> [GOAL OF THE EXERCISE]: Return every record below exactly as written, but leave out the pictures.

> [DATA FOR THIS EXERCISE]:
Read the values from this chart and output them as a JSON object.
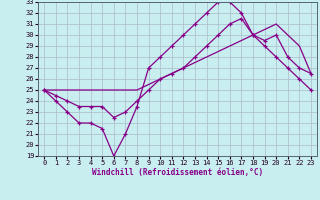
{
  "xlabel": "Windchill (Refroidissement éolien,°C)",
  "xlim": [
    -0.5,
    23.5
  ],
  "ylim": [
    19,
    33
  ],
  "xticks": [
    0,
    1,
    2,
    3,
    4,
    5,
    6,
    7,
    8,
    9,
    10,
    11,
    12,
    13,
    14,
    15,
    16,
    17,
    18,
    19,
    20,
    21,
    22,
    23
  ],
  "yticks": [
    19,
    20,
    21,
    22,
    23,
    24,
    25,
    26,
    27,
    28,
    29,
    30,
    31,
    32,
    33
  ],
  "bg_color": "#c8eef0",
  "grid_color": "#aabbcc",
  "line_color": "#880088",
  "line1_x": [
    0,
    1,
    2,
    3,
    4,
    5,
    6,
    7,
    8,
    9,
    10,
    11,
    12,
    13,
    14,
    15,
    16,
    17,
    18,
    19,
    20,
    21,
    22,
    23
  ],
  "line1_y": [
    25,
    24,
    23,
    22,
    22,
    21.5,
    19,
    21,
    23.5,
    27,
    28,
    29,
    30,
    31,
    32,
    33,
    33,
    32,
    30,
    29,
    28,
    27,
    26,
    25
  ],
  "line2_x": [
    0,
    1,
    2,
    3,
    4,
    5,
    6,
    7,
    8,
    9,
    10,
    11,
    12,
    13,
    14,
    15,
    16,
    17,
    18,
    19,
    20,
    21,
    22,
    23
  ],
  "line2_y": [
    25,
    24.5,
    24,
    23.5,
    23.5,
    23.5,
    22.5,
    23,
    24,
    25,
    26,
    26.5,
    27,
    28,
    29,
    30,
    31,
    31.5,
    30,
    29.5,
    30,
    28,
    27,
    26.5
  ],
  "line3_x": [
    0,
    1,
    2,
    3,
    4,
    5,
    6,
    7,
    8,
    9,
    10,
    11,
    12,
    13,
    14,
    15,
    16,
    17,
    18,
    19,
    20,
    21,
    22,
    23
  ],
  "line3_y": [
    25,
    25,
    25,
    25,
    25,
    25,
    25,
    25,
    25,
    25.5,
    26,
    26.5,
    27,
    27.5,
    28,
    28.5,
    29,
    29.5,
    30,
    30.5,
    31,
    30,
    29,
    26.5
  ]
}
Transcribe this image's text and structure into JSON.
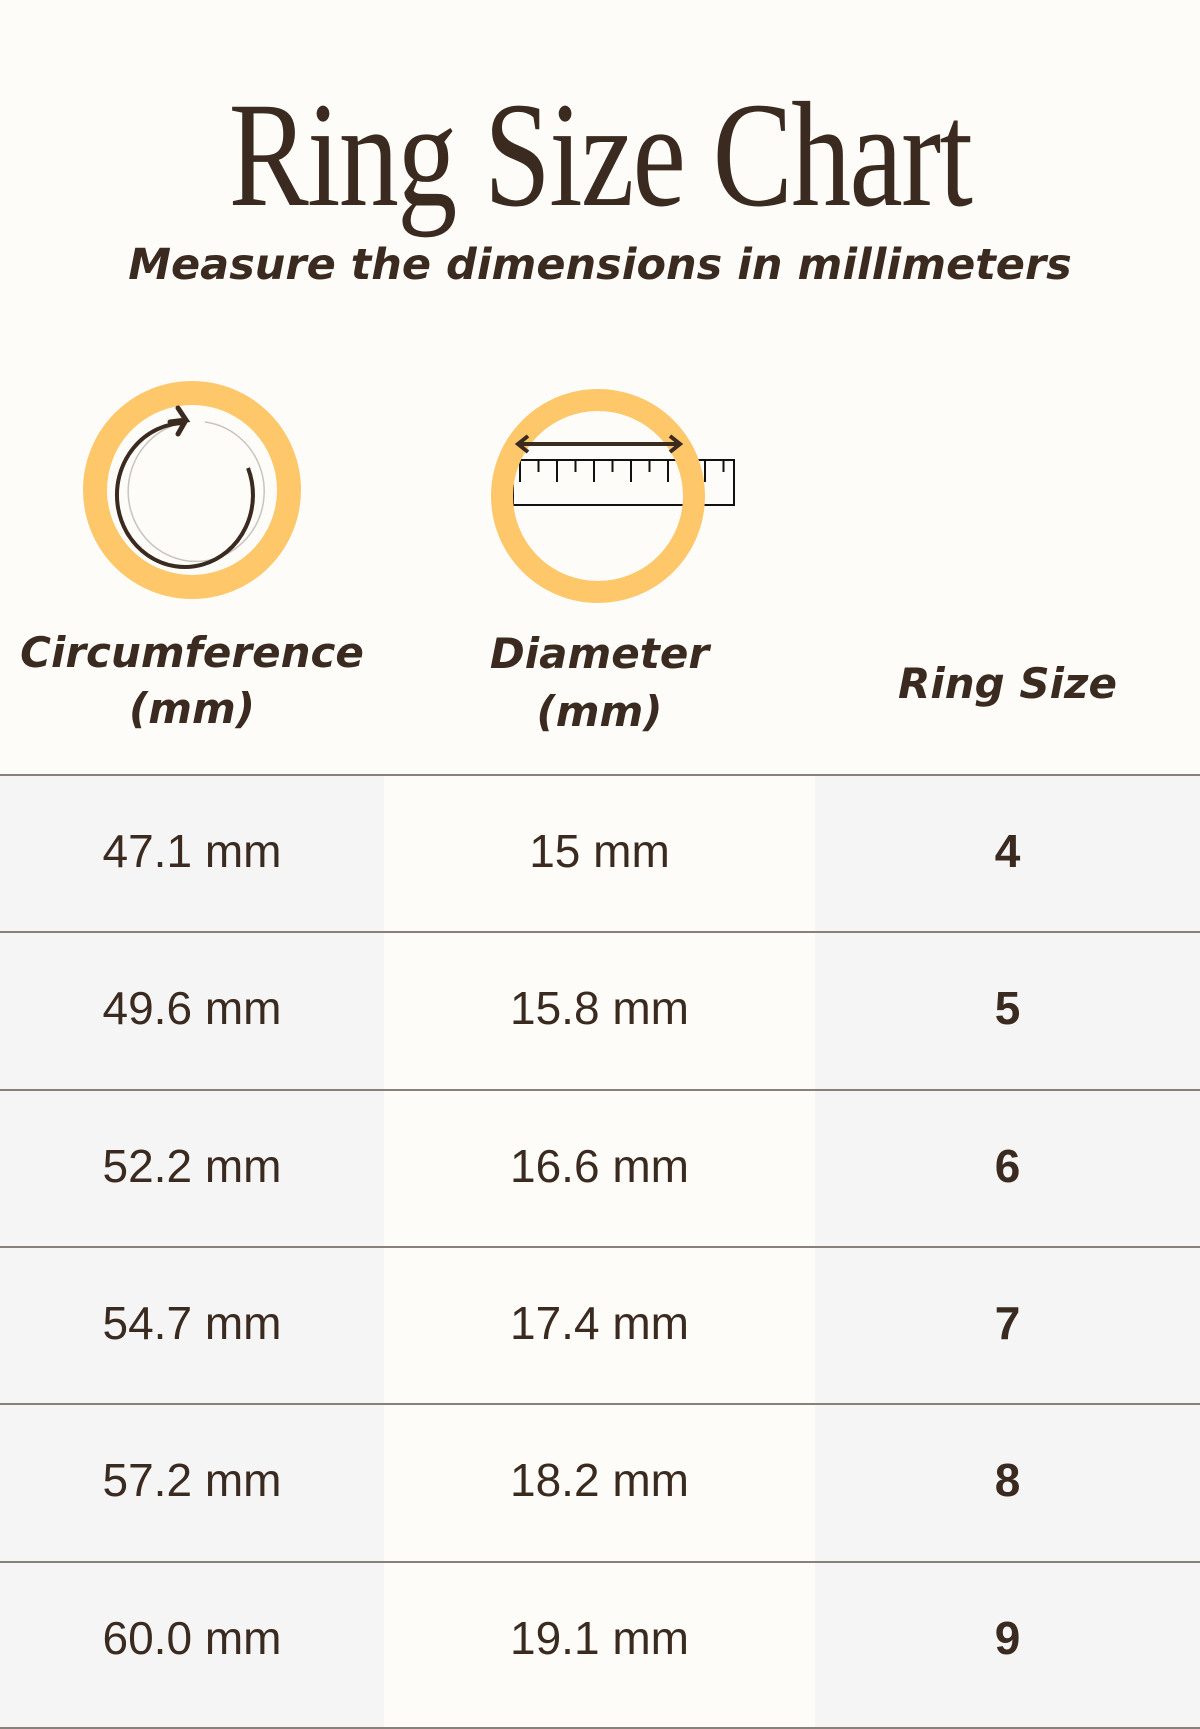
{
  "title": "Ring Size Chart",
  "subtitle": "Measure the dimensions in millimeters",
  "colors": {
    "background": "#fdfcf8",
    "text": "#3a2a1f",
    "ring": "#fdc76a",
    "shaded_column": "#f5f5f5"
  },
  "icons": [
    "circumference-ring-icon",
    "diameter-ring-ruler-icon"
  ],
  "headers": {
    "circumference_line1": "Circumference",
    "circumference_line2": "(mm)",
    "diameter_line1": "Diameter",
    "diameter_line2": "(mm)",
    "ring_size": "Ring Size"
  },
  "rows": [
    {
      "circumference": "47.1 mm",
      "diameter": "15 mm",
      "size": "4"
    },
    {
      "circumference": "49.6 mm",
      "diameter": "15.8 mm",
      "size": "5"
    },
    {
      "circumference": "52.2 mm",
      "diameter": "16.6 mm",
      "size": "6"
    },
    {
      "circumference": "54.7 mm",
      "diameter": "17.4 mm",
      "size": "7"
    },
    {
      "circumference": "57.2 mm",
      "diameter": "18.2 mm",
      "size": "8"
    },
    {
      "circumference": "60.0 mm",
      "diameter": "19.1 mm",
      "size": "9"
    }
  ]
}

> [WORKED ANSWER]:
Read the values from this chart and output them as a JSON object.
{
  "xlabel": "Windchill (Refroidissement éolien,°C)",
  "xlim": [
    -0.5,
    23.5
  ],
  "ylim": [
    19,
    33
  ],
  "xticks": [
    0,
    1,
    2,
    3,
    4,
    5,
    6,
    7,
    8,
    9,
    10,
    11,
    12,
    13,
    14,
    15,
    16,
    17,
    18,
    19,
    20,
    21,
    22,
    23
  ],
  "yticks": [
    19,
    20,
    21,
    22,
    23,
    24,
    25,
    26,
    27,
    28,
    29,
    30,
    31,
    32,
    33
  ],
  "bg_color": "#c8eef0",
  "grid_color": "#aabbcc",
  "line_color": "#880088",
  "line1_x": [
    0,
    1,
    2,
    3,
    4,
    5,
    6,
    7,
    8,
    9,
    10,
    11,
    12,
    13,
    14,
    15,
    16,
    17,
    18,
    19,
    20,
    21,
    22,
    23
  ],
  "line1_y": [
    25,
    24,
    23,
    22,
    22,
    21.5,
    19,
    21,
    23.5,
    27,
    28,
    29,
    30,
    31,
    32,
    33,
    33,
    32,
    30,
    29,
    28,
    27,
    26,
    25
  ],
  "line2_x": [
    0,
    1,
    2,
    3,
    4,
    5,
    6,
    7,
    8,
    9,
    10,
    11,
    12,
    13,
    14,
    15,
    16,
    17,
    18,
    19,
    20,
    21,
    22,
    23
  ],
  "line2_y": [
    25,
    24.5,
    24,
    23.5,
    23.5,
    23.5,
    22.5,
    23,
    24,
    25,
    26,
    26.5,
    27,
    28,
    29,
    30,
    31,
    31.5,
    30,
    29.5,
    30,
    28,
    27,
    26.5
  ],
  "line3_x": [
    0,
    1,
    2,
    3,
    4,
    5,
    6,
    7,
    8,
    9,
    10,
    11,
    12,
    13,
    14,
    15,
    16,
    17,
    18,
    19,
    20,
    21,
    22,
    23
  ],
  "line3_y": [
    25,
    25,
    25,
    25,
    25,
    25,
    25,
    25,
    25,
    25.5,
    26,
    26.5,
    27,
    27.5,
    28,
    28.5,
    29,
    29.5,
    30,
    30.5,
    31,
    30,
    29,
    26.5
  ]
}
Transcribe this image's text and structure into JSON.
{
  "title": "Ring Size Chart",
  "subtitle": "Measure the dimensions in millimeters",
  "colors": {
    "background": "#fdfcf8",
    "text": "#3a2a1f",
    "ring": "#fdc76a",
    "shaded_column": "#f5f5f5"
  },
  "icons": [
    "circumference-ring-icon",
    "diameter-ring-ruler-icon"
  ],
  "headers": {
    "circumference_line1": "Circumference",
    "circumference_line2": "(mm)",
    "diameter_line1": "Diameter",
    "diameter_line2": "(mm)",
    "ring_size": "Ring Size"
  },
  "rows": [
    {
      "circumference": "47.1 mm",
      "diameter": "15 mm",
      "size": "4"
    },
    {
      "circumference": "49.6 mm",
      "diameter": "15.8 mm",
      "size": "5"
    },
    {
      "circumference": "52.2 mm",
      "diameter": "16.6 mm",
      "size": "6"
    },
    {
      "circumference": "54.7 mm",
      "diameter": "17.4 mm",
      "size": "7"
    },
    {
      "circumference": "57.2 mm",
      "diameter": "18.2 mm",
      "size": "8"
    },
    {
      "circumference": "60.0 mm",
      "diameter": "19.1 mm",
      "size": "9"
    }
  ]
}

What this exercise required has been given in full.